◆ BRIEF
Give back the full listing, character for character, with no pictures.

[START INPUT FOR THIS TASK]

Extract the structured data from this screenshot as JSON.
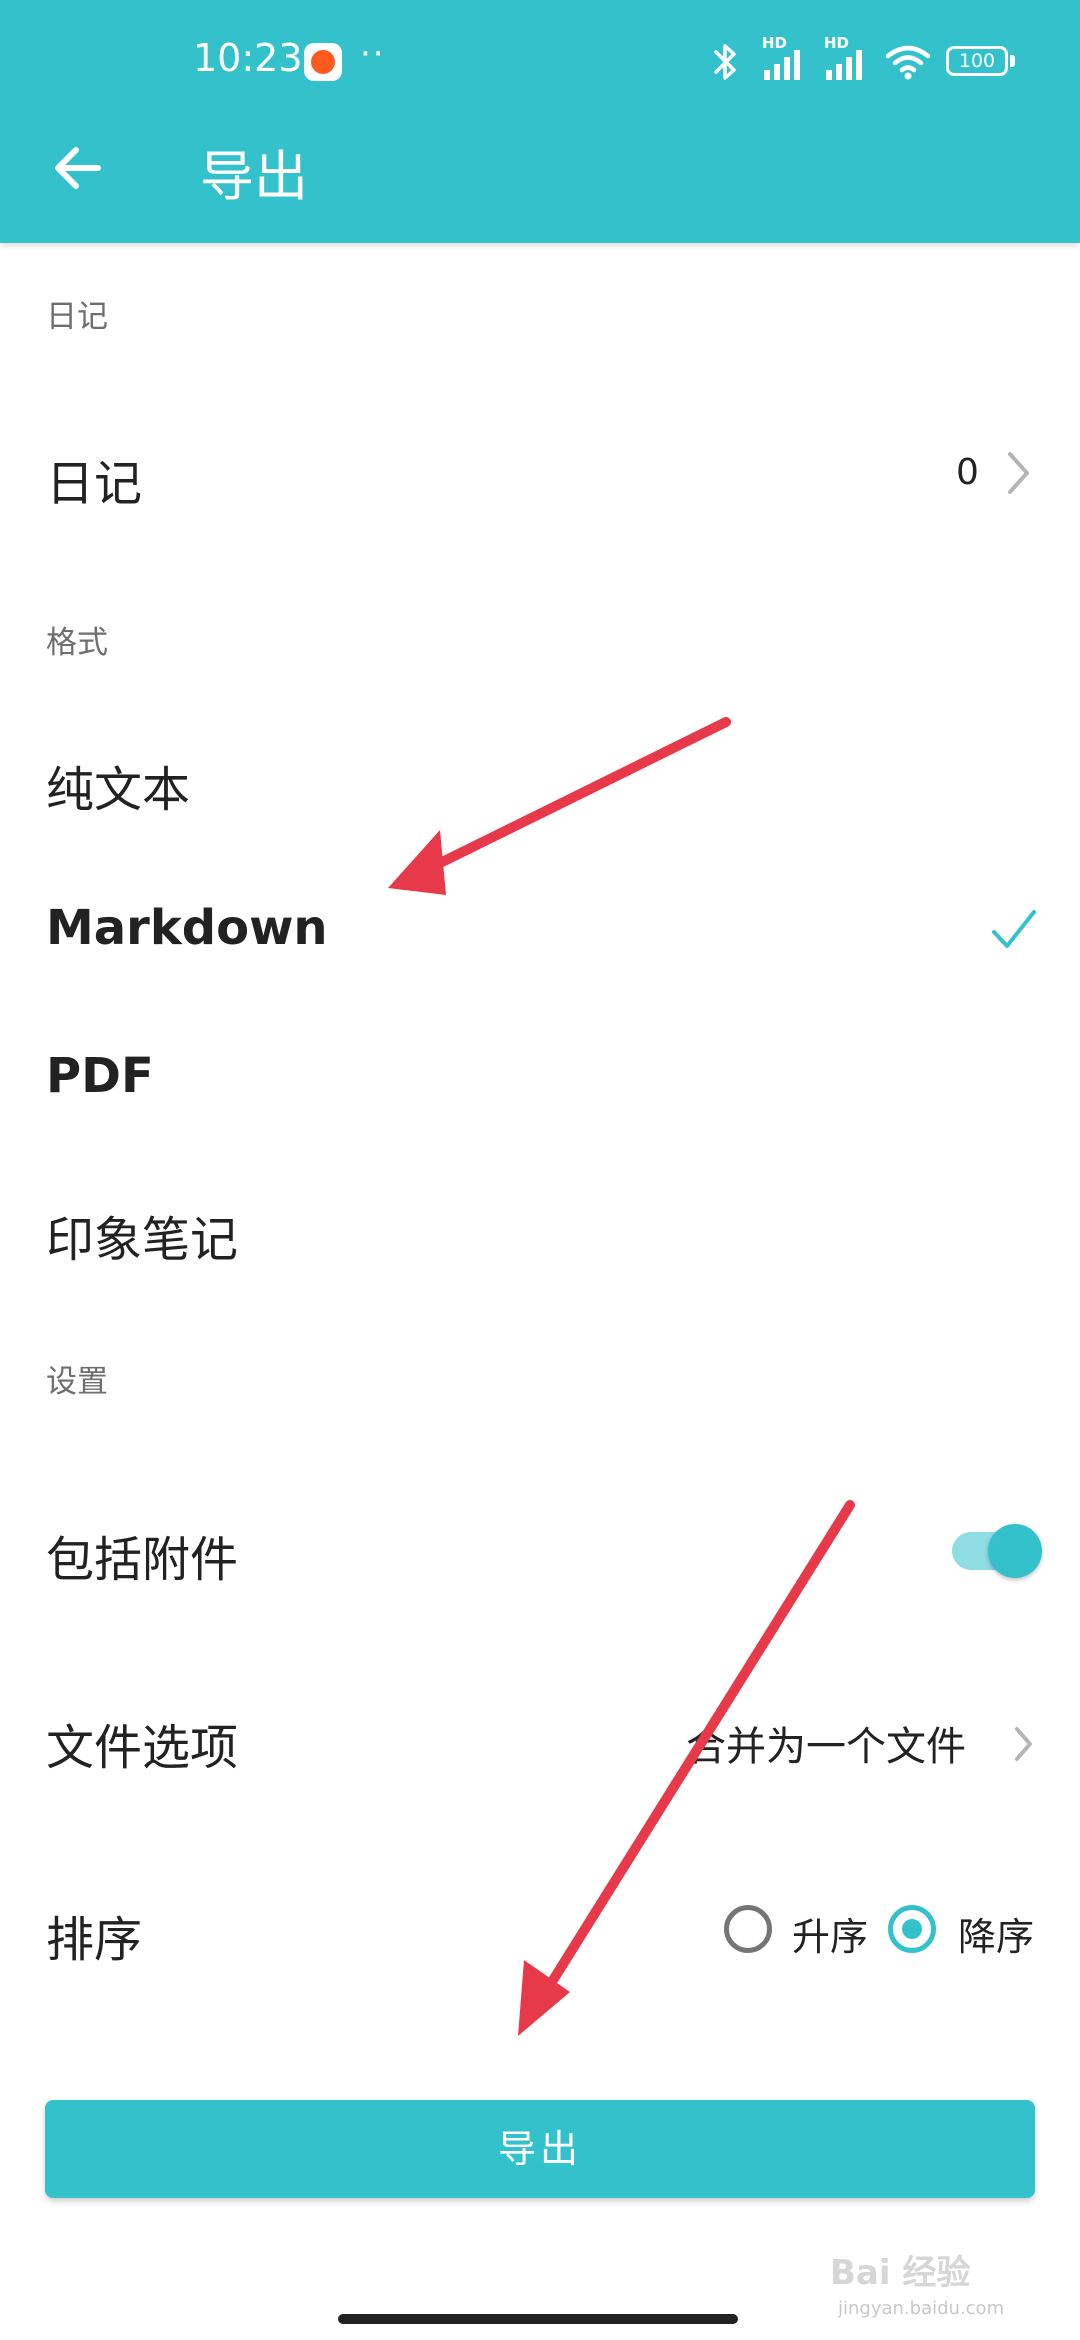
{
  "status_bar": {
    "time": "10:23",
    "dots": "··",
    "network_1": "HD",
    "network_2": "HD",
    "battery": "100"
  },
  "app_bar": {
    "title": "导出"
  },
  "sections": {
    "diary": "日记",
    "format": "格式",
    "settings": "设置"
  },
  "diary_row": {
    "label": "日记",
    "count": "0"
  },
  "formats": [
    {
      "label": "纯文本",
      "selected": false
    },
    {
      "label": "Markdown",
      "selected": true
    },
    {
      "label": "PDF",
      "selected": false
    },
    {
      "label": "印象笔记",
      "selected": false
    }
  ],
  "settings": {
    "include_attachments": {
      "label": "包括附件",
      "enabled": true
    },
    "file_options": {
      "label": "文件选项",
      "value": "合并为一个文件"
    },
    "sort": {
      "label": "排序",
      "options": [
        "升序",
        "降序"
      ],
      "selected": "降序"
    }
  },
  "export_button": "导出",
  "watermark": {
    "text": "Bai 经验",
    "sub": "jingyan.baidu.com"
  },
  "colors": {
    "accent": "#33c2cb",
    "annotation_arrow": "#e8394a"
  }
}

[END INPUT FOR THIS TASK]

◆ WRITTEN RESPONSE
Extract the structured data from this screenshot as JSON.
{
  "status_bar": {
    "time": "10:23",
    "dots": "··",
    "network_1": "HD",
    "network_2": "HD",
    "battery": "100"
  },
  "app_bar": {
    "title": "导出"
  },
  "sections": {
    "diary": "日记",
    "format": "格式",
    "settings": "设置"
  },
  "diary_row": {
    "label": "日记",
    "count": "0"
  },
  "formats": [
    {
      "label": "纯文本",
      "selected": false
    },
    {
      "label": "Markdown",
      "selected": true
    },
    {
      "label": "PDF",
      "selected": false
    },
    {
      "label": "印象笔记",
      "selected": false
    }
  ],
  "settings": {
    "include_attachments": {
      "label": "包括附件",
      "enabled": true
    },
    "file_options": {
      "label": "文件选项",
      "value": "合并为一个文件"
    },
    "sort": {
      "label": "排序",
      "options": [
        "升序",
        "降序"
      ],
      "selected": "降序"
    }
  },
  "export_button": "导出",
  "watermark": {
    "text": "Bai 经验",
    "sub": "jingyan.baidu.com"
  },
  "colors": {
    "accent": "#33c2cb",
    "annotation_arrow": "#e8394a"
  }
}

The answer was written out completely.